* _SET PROBLEM_
Exclude the pictures and return every line exactly as written.

* _Stored entries_
* Begin *

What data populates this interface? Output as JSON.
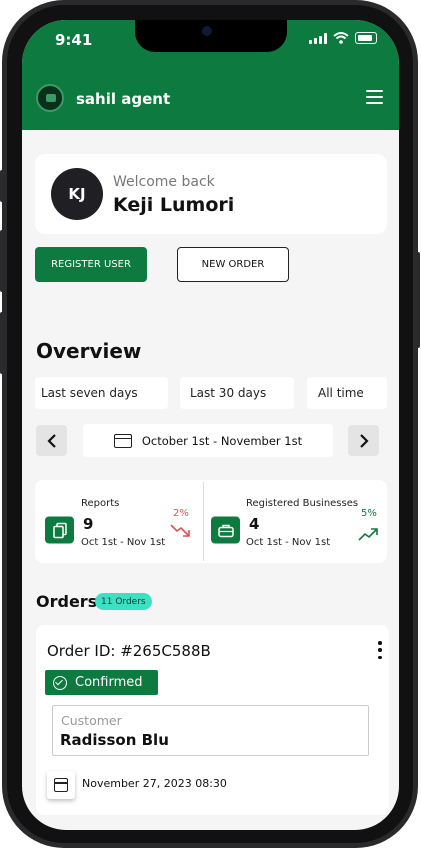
{
  "status": {
    "time": "9:41"
  },
  "header": {
    "brand": "sahil agent"
  },
  "profile": {
    "initials": "KJ",
    "welcome": "Welcome back",
    "name": "Keji Lumori"
  },
  "actions": {
    "register_label": "REGISTER USER",
    "new_order_label": "NEW ORDER"
  },
  "overview": {
    "title": "Overview",
    "filters": [
      "Last seven days",
      "Last 30 days",
      "All time"
    ],
    "date_range": "October 1st - November 1st"
  },
  "stats": [
    {
      "label": "Reports",
      "value": "9",
      "date": "Oct 1st - Nov 1st",
      "change": "2%",
      "trend": "down"
    },
    {
      "label": "Registered Businesses",
      "value": "4",
      "date": "Oct 1st - Nov 1st",
      "change": "5%",
      "trend": "up"
    }
  ],
  "orders": {
    "title": "Orders",
    "count_badge": "11 Orders",
    "items": [
      {
        "id": "Order ID: #265C588B",
        "status": "Confirmed",
        "customer_label": "Customer",
        "customer": "Radisson Blu",
        "date": "November 27, 2023 08:30"
      }
    ]
  },
  "colors": {
    "brand": "#0d7a3f",
    "badge": "#3ee0c3",
    "down": "#e05050",
    "up": "#0d7a3f"
  }
}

* End *

* _REPLY TO THE TASK_
What data populates this interface? Output as JSON.
{
  "status": {
    "time": "9:41"
  },
  "header": {
    "brand": "sahil agent"
  },
  "profile": {
    "initials": "KJ",
    "welcome": "Welcome back",
    "name": "Keji Lumori"
  },
  "actions": {
    "register_label": "REGISTER USER",
    "new_order_label": "NEW ORDER"
  },
  "overview": {
    "title": "Overview",
    "filters": [
      "Last seven days",
      "Last 30 days",
      "All time"
    ],
    "date_range": "October 1st - November 1st"
  },
  "stats": [
    {
      "label": "Reports",
      "value": "9",
      "date": "Oct 1st - Nov 1st",
      "change": "2%",
      "trend": "down"
    },
    {
      "label": "Registered Businesses",
      "value": "4",
      "date": "Oct 1st - Nov 1st",
      "change": "5%",
      "trend": "up"
    }
  ],
  "orders": {
    "title": "Orders",
    "count_badge": "11 Orders",
    "items": [
      {
        "id": "Order ID: #265C588B",
        "status": "Confirmed",
        "customer_label": "Customer",
        "customer": "Radisson Blu",
        "date": "November 27, 2023 08:30"
      }
    ]
  },
  "colors": {
    "brand": "#0d7a3f",
    "badge": "#3ee0c3",
    "down": "#e05050",
    "up": "#0d7a3f"
  }
}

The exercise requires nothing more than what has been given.